LISTED ENTRIES:
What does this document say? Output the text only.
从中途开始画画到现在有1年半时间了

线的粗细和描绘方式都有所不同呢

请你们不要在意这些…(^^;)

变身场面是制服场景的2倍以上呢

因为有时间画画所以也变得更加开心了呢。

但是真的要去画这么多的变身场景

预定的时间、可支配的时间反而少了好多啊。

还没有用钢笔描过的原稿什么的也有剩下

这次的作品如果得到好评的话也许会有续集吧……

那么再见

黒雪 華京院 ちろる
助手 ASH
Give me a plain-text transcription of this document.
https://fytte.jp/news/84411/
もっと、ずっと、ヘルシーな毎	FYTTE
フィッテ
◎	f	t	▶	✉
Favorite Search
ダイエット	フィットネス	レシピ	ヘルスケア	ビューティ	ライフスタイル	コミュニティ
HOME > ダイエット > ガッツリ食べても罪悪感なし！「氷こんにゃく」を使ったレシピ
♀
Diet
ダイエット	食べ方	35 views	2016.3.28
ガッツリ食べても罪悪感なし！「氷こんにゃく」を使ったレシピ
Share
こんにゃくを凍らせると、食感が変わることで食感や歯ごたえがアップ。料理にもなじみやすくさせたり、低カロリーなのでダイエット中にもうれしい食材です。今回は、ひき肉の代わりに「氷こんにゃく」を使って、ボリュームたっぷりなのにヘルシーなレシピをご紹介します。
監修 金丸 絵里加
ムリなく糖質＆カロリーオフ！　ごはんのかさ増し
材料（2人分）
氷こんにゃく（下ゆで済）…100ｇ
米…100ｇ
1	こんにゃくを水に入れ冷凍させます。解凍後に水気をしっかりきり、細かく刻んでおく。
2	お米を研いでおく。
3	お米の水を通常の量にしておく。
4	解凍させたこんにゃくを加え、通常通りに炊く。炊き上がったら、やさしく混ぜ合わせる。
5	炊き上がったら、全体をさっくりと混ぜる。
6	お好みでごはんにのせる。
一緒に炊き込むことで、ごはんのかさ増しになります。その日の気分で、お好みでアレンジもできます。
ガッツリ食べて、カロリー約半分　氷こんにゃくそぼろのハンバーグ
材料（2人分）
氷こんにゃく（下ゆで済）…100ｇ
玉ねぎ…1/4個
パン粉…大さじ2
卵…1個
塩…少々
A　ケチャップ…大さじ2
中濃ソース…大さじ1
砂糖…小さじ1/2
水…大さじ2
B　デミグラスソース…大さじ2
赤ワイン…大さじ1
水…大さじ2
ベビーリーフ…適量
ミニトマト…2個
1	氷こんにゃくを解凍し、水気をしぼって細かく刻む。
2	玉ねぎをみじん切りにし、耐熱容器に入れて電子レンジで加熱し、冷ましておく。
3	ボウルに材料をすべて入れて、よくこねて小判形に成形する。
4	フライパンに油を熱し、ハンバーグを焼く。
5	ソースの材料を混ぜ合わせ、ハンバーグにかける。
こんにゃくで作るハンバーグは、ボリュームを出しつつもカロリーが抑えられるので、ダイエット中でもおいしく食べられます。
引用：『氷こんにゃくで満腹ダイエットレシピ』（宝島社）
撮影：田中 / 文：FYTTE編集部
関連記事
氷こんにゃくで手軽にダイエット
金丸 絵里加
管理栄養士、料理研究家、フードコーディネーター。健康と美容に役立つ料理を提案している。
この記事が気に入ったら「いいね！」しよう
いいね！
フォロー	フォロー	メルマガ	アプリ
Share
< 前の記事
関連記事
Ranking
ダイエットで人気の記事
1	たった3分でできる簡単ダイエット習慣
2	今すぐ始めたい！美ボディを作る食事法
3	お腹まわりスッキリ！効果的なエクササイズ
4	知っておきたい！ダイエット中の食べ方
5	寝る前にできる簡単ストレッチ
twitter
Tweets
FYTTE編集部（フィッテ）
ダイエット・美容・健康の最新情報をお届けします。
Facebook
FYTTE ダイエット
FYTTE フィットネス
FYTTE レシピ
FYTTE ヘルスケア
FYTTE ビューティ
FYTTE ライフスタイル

WORK REQUIRED: Restate each record word for word.

OUTPUT FOR THIS EXERCISE:
What does this document say? Output the text only.
从中途开始画画到现在有1年半时间了

线的粗细和描绘方式都有所不同呢

请你们不要在意这些…(^^;)

变身场面是制服场景的2倍以上呢

因为有时间画画所以也变得更加开心了呢。

但是真的要去画这么多的变身场景

预定的时间、可支配的时间反而少了好多啊。

还没有用钢笔描过的原稿什么的也有剩下

这次的作品如果得到好评的话也许会有续集吧……

那么再见

黒雪 華京院 ちろる
助手 ASH
Give me a plain-text transcription of this document.
https://fytte.jp/news/84411/
もっと、ずっと、ヘルシーな毎	FYTTE
フィッテ
◎	f	t	▶	✉
Favorite Search
ダイエット	フィットネス	レシピ	ヘルスケア	ビューティ	ライフスタイル	コミュニティ
HOME > ダイエット > ガッツリ食べても罪悪感なし！「氷こんにゃく」を使ったレシピ
♀
Diet
ダイエット	食べ方	35 views	2016.3.28
ガッツリ食べても罪悪感なし！「氷こんにゃく」を使ったレシピ
Share
こんにゃくを凍らせると、食感が変わることで食感や歯ごたえがアップ。料理にもなじみやすくさせたり、低カロリーなのでダイエット中にもうれしい食材です。今回は、ひき肉の代わりに「氷こんにゃく」を使って、ボリュームたっぷりなのにヘルシーなレシピをご紹介します。
監修 金丸 絵里加
ムリなく糖質＆カロリーオフ！　ごはんのかさ増し
材料（2人分）
氷こんにゃく（下ゆで済）…100ｇ
米…100ｇ
1	こんにゃくを水に入れ冷凍させます。解凍後に水気をしっかりきり、細かく刻んでおく。
2	お米を研いでおく。
3	お米の水を通常の量にしておく。
4	解凍させたこんにゃくを加え、通常通りに炊く。炊き上がったら、やさしく混ぜ合わせる。
5	炊き上がったら、全体をさっくりと混ぜる。
6	お好みでごはんにのせる。
一緒に炊き込むことで、ごはんのかさ増しになります。その日の気分で、お好みでアレンジもできます。
ガッツリ食べて、カロリー約半分　氷こんにゃくそぼろのハンバーグ
材料（2人分）
氷こんにゃく（下ゆで済）…100ｇ
玉ねぎ…1/4個
パン粉…大さじ2
卵…1個
塩…少々
A　ケチャップ…大さじ2
中濃ソース…大さじ1
砂糖…小さじ1/2
水…大さじ2
B　デミグラスソース…大さじ2
赤ワイン…大さじ1
水…大さじ2
ベビーリーフ…適量
ミニトマト…2個
1	氷こんにゃくを解凍し、水気をしぼって細かく刻む。
2	玉ねぎをみじん切りにし、耐熱容器に入れて電子レンジで加熱し、冷ましておく。
3	ボウルに材料をすべて入れて、よくこねて小判形に成形する。
4	フライパンに油を熱し、ハンバーグを焼く。
5	ソースの材料を混ぜ合わせ、ハンバーグにかける。
こんにゃくで作るハンバーグは、ボリュームを出しつつもカロリーが抑えられるので、ダイエット中でもおいしく食べられます。
引用：『氷こんにゃくで満腹ダイエットレシピ』（宝島社）
撮影：田中 / 文：FYTTE編集部
関連記事
氷こんにゃくで手軽にダイエット
金丸 絵里加
管理栄養士、料理研究家、フードコーディネーター。健康と美容に役立つ料理を提案している。
この記事が気に入ったら「いいね！」しよう
いいね！
フォロー	フォロー	メルマガ	アプリ
Share
< 前の記事
関連記事
Ranking
ダイエットで人気の記事
1	たった3分でできる簡単ダイエット習慣
2	今すぐ始めたい！美ボディを作る食事法
3	お腹まわりスッキリ！効果的なエクササイズ
4	知っておきたい！ダイエット中の食べ方
5	寝る前にできる簡単ストレッチ
twitter
Tweets
FYTTE編集部（フィッテ）
ダイエット・美容・健康の最新情報をお届けします。
Facebook
FYTTE ダイエット
FYTTE フィットネス
FYTTE レシピ
FYTTE ヘルスケア
FYTTE ビューティ
FYTTE ライフスタイル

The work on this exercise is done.